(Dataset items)
↓↓↓

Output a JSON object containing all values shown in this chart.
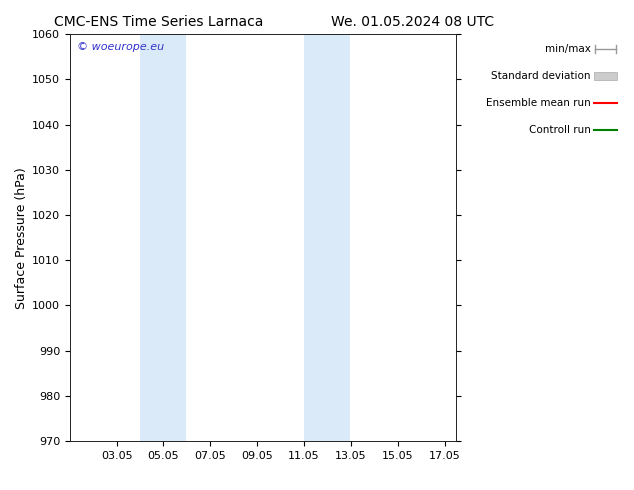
{
  "title_left": "CMC-ENS Time Series Larnaca",
  "title_right": "We. 01.05.2024 08 UTC",
  "ylabel": "Surface Pressure (hPa)",
  "ylim": [
    970,
    1060
  ],
  "yticks": [
    970,
    980,
    990,
    1000,
    1010,
    1020,
    1030,
    1040,
    1050,
    1060
  ],
  "xlim": [
    1.0,
    17.5
  ],
  "xtick_labels": [
    "03.05",
    "05.05",
    "07.05",
    "09.05",
    "11.05",
    "13.05",
    "15.05",
    "17.05"
  ],
  "xtick_positions": [
    3,
    5,
    7,
    9,
    11,
    13,
    15,
    17
  ],
  "shaded_bands": [
    {
      "x_start": 4.0,
      "x_end": 5.95,
      "color": "#daeaf8"
    },
    {
      "x_start": 11.0,
      "x_end": 12.95,
      "color": "#daeaf8"
    }
  ],
  "watermark_text": "© woeurope.eu",
  "watermark_color": "#3333cc",
  "background_color": "#ffffff",
  "grid_color": "#bbbbbb",
  "title_fontsize": 10,
  "tick_fontsize": 8,
  "ylabel_fontsize": 9
}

↑↑↑

## CHALLENGE:
Transcribe the whole listing exactly. Pictures are excluded.

## COMPLETE OUTPUT:
Output a JSON object containing all values shown in this chart.
{
  "title_left": "CMC-ENS Time Series Larnaca",
  "title_right": "We. 01.05.2024 08 UTC",
  "ylabel": "Surface Pressure (hPa)",
  "ylim": [
    970,
    1060
  ],
  "yticks": [
    970,
    980,
    990,
    1000,
    1010,
    1020,
    1030,
    1040,
    1050,
    1060
  ],
  "xlim": [
    1.0,
    17.5
  ],
  "xtick_labels": [
    "03.05",
    "05.05",
    "07.05",
    "09.05",
    "11.05",
    "13.05",
    "15.05",
    "17.05"
  ],
  "xtick_positions": [
    3,
    5,
    7,
    9,
    11,
    13,
    15,
    17
  ],
  "shaded_bands": [
    {
      "x_start": 4.0,
      "x_end": 5.95,
      "color": "#daeaf8"
    },
    {
      "x_start": 11.0,
      "x_end": 12.95,
      "color": "#daeaf8"
    }
  ],
  "watermark_text": "© woeurope.eu",
  "watermark_color": "#3333cc",
  "background_color": "#ffffff",
  "grid_color": "#bbbbbb",
  "title_fontsize": 10,
  "tick_fontsize": 8,
  "ylabel_fontsize": 9
}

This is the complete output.